[start]

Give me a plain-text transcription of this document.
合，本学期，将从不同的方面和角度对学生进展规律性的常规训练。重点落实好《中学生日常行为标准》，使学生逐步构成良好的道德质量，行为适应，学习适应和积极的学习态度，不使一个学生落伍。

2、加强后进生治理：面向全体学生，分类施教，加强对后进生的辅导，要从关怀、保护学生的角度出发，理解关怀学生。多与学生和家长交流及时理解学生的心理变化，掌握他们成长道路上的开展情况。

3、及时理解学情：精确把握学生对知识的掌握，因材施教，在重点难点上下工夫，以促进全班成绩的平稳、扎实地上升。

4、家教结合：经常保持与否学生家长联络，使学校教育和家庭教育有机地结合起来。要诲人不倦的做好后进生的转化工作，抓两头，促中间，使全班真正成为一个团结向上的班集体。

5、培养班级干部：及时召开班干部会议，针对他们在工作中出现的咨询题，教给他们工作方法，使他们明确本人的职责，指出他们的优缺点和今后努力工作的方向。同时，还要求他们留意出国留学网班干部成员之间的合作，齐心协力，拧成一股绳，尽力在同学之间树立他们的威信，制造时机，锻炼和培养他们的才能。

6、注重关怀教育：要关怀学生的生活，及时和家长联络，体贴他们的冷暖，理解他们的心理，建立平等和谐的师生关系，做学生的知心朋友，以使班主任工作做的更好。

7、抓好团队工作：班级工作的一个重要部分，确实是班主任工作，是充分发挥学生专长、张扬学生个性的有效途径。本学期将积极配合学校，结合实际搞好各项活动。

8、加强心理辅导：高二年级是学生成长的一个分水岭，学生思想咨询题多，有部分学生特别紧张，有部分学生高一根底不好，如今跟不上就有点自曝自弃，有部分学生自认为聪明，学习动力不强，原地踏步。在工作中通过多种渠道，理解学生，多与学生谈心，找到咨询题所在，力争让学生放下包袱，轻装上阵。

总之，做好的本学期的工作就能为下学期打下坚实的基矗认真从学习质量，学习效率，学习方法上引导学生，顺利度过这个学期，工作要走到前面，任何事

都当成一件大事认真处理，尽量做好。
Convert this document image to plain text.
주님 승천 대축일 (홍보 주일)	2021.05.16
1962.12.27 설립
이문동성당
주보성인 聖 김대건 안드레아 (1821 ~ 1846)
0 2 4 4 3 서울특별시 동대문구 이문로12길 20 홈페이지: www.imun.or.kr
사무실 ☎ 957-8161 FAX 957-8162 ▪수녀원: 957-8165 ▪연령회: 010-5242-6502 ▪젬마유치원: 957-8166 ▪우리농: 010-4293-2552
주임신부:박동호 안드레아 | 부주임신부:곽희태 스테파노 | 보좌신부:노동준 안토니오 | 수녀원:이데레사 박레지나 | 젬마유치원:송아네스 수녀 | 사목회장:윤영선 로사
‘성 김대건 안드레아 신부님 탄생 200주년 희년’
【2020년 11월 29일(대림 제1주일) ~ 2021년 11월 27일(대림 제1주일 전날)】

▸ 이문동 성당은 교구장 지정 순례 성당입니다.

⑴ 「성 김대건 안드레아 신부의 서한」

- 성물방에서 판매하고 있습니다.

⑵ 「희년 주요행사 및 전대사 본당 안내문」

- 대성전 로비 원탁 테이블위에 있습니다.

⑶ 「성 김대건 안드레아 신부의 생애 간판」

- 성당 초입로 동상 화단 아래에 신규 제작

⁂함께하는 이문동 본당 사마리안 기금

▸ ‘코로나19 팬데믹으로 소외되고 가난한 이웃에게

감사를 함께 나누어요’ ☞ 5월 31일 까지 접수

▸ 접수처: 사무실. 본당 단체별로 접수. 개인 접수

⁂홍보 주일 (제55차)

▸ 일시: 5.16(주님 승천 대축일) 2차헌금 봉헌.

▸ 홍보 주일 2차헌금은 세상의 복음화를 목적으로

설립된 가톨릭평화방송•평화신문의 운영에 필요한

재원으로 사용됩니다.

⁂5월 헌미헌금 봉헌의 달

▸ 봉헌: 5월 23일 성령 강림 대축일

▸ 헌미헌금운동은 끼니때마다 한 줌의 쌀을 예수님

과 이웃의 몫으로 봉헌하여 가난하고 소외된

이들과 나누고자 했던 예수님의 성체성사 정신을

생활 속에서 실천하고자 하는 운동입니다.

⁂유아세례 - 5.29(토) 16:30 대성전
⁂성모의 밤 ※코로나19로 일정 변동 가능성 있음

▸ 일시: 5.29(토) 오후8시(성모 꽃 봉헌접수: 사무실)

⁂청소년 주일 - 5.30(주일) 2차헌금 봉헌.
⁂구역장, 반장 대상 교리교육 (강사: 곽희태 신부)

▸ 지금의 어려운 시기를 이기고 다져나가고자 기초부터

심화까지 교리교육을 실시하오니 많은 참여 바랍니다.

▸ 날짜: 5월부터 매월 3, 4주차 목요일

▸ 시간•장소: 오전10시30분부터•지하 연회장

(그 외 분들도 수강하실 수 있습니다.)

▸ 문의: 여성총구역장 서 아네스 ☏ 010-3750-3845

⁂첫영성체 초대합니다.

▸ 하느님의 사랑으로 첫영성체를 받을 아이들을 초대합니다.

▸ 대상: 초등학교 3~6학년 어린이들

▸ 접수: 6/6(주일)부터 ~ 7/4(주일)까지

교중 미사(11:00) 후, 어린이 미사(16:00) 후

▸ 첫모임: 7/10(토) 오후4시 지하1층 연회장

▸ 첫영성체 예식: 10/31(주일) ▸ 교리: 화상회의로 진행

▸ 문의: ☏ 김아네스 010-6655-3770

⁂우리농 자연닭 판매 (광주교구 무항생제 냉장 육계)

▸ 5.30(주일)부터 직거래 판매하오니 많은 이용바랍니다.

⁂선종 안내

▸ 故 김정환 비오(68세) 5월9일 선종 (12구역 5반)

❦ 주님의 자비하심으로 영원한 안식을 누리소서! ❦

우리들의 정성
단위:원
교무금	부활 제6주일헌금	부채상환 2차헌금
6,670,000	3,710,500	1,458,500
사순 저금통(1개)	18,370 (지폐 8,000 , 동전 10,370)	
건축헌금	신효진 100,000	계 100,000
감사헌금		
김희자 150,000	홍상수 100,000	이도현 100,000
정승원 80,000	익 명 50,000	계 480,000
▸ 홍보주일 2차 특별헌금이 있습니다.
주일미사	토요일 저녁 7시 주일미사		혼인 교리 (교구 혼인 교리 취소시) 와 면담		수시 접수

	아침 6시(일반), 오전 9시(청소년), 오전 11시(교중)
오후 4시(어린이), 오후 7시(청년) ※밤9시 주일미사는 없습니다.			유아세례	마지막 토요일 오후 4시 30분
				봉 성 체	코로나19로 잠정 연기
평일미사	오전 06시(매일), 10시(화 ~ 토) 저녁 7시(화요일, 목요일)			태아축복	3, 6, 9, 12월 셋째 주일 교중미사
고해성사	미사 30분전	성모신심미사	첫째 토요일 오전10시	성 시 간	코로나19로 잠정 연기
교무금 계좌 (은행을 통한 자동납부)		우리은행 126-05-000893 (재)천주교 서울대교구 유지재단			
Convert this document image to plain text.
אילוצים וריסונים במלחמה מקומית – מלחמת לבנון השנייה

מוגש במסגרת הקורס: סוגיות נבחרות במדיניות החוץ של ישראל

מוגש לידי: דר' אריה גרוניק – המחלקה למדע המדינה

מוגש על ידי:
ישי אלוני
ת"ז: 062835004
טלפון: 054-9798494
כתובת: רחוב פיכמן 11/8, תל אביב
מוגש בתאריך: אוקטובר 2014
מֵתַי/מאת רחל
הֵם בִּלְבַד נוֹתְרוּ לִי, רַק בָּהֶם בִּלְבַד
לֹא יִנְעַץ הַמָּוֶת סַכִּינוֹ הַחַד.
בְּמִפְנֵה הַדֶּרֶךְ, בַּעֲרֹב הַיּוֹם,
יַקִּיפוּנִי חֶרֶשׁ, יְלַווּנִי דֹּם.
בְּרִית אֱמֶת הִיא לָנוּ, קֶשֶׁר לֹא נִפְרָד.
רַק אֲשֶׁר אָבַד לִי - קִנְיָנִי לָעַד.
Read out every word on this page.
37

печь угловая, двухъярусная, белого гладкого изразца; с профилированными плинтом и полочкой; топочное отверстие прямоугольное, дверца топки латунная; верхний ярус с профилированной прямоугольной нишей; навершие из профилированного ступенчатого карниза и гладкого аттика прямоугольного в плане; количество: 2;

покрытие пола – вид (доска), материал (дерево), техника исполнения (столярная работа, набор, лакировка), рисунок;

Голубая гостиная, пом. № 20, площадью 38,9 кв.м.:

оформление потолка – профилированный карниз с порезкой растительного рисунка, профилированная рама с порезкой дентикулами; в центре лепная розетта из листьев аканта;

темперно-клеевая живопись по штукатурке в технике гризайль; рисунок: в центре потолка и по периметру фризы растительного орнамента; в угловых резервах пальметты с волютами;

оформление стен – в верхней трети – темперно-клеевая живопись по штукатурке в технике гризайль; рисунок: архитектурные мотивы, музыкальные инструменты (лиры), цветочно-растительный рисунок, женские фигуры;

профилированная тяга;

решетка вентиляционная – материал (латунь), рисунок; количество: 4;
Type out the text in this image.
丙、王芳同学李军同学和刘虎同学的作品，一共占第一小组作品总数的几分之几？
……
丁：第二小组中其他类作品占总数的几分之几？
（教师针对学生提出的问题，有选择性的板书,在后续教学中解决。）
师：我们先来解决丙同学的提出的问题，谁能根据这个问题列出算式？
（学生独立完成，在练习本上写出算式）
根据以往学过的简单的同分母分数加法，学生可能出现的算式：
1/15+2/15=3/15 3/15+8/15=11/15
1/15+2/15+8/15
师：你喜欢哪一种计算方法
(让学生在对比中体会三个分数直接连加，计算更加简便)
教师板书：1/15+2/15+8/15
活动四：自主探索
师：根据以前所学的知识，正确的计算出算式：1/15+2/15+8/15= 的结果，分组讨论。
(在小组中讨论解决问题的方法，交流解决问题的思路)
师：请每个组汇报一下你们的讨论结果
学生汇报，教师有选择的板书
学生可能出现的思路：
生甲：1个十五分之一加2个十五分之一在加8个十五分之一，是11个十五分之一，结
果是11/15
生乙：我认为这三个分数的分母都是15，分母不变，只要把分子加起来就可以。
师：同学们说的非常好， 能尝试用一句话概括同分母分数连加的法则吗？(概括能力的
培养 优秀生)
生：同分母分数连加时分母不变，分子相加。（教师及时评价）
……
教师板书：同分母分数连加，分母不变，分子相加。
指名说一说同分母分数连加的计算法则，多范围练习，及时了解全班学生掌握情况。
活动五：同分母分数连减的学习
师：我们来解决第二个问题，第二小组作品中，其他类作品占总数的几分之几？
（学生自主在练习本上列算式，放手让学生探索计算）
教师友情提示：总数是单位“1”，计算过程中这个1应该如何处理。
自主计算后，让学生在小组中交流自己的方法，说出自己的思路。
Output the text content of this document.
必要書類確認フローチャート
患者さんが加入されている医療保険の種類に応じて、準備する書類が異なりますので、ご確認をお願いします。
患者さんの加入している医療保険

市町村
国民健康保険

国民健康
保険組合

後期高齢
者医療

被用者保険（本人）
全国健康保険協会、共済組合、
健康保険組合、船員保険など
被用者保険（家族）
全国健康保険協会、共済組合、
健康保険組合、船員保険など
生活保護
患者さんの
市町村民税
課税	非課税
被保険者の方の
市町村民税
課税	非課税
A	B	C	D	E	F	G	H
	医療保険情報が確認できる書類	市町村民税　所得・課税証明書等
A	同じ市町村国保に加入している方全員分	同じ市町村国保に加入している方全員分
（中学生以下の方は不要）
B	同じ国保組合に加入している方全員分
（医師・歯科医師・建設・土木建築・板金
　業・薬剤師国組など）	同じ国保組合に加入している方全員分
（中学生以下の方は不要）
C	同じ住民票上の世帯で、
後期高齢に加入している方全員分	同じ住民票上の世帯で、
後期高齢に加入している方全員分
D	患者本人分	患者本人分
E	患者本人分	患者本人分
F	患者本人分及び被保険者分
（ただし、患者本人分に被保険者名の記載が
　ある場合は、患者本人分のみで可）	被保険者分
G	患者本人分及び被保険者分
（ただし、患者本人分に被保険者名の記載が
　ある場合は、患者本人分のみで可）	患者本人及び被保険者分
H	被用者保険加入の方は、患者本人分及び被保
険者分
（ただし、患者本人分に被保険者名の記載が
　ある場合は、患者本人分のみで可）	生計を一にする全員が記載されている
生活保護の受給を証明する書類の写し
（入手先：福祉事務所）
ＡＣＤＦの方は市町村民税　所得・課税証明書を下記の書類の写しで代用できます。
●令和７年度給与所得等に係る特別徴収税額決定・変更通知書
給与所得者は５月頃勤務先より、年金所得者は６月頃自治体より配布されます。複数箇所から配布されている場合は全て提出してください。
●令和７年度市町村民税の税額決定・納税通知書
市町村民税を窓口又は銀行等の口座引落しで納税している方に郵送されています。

[end]

> **Exercise aim**: How many lines of these entries hold the string "растительного"? Answer with the number alone.

> **Complete response**: 2